──────── SUPPLIED ENTRIES

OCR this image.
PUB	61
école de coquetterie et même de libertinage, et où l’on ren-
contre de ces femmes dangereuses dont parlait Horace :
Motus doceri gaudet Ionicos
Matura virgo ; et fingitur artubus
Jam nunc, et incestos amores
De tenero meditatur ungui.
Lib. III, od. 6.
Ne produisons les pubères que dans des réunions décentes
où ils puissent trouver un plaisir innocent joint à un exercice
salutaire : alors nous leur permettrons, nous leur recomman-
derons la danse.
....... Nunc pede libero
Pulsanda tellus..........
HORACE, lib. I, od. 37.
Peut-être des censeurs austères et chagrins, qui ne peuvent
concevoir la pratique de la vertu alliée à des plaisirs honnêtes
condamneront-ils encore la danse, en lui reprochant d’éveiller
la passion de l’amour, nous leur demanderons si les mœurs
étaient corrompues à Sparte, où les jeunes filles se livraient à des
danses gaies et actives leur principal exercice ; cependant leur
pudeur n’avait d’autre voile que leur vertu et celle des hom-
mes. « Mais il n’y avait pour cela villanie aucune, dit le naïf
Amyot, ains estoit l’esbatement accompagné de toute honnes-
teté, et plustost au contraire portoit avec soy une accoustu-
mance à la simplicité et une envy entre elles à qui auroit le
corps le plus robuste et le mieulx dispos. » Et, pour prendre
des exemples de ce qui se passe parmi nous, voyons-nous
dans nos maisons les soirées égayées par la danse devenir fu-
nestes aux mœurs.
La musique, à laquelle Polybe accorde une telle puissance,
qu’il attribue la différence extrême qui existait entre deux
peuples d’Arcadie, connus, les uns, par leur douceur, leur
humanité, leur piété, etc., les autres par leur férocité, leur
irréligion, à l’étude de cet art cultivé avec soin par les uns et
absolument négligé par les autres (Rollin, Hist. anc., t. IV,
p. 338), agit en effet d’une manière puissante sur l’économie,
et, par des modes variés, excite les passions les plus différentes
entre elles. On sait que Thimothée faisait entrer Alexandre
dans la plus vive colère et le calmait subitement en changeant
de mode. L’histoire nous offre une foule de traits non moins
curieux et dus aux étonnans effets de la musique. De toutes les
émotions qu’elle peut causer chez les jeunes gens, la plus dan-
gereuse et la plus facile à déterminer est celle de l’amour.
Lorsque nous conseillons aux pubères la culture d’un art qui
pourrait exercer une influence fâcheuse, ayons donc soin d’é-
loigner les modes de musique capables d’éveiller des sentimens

────────────────
──────── SUPPLIED ENTRIES

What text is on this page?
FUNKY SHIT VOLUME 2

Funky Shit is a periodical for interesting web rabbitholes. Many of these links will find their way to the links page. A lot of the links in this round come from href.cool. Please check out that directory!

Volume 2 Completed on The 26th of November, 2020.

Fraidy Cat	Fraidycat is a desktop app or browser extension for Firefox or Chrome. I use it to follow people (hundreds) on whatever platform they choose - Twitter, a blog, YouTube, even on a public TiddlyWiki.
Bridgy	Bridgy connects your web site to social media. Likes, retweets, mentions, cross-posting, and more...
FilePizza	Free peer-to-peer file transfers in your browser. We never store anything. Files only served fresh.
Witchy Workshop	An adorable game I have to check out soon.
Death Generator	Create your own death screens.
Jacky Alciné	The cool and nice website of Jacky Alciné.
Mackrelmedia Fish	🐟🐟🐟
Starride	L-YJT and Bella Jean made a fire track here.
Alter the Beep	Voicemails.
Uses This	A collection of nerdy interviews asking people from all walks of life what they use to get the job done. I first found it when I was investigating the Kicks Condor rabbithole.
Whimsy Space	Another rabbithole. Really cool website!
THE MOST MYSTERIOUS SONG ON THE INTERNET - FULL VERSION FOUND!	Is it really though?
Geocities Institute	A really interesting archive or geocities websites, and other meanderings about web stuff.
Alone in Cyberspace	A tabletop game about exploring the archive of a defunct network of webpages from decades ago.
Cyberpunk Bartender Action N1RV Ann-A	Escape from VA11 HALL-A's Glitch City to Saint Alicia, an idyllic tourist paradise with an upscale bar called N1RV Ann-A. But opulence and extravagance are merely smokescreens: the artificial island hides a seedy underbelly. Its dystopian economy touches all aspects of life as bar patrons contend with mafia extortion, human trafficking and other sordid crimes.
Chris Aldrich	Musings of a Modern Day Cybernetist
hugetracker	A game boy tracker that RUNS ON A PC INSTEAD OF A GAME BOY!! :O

────────────────
──────── SUPPLIED ENTRIES

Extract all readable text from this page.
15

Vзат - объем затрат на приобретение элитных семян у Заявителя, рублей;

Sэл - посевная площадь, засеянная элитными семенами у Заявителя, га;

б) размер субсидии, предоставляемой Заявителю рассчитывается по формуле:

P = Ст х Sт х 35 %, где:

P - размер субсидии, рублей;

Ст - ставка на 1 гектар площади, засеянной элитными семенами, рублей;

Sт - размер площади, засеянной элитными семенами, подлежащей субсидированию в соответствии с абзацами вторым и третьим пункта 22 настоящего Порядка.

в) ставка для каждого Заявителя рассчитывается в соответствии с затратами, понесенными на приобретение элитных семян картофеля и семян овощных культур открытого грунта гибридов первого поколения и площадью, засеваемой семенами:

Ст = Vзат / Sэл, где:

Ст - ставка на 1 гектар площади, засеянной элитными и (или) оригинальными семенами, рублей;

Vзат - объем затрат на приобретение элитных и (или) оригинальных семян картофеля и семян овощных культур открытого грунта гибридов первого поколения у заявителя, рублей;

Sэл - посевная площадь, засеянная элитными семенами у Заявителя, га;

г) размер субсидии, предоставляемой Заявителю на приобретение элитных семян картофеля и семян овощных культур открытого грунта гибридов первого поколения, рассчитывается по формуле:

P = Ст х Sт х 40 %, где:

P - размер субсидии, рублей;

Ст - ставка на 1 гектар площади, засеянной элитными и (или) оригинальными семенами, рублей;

────────────────

DIRECTIVE:
Take each line containing the string "субсидии" and copy it out.

WRITTEN SOLUTION:
б) размер субсидии, предоставляемой Заявителю рассчитывается по формуле:
P - размер субсидии, рублей;
г) размер субсидии, предоставляемой Заявителю на приобретение элитных семян картофеля и семян овощных культур открытого грунта гибридов первого поколения, рассчитывается по формуле:
P - размер субсидии, рублей;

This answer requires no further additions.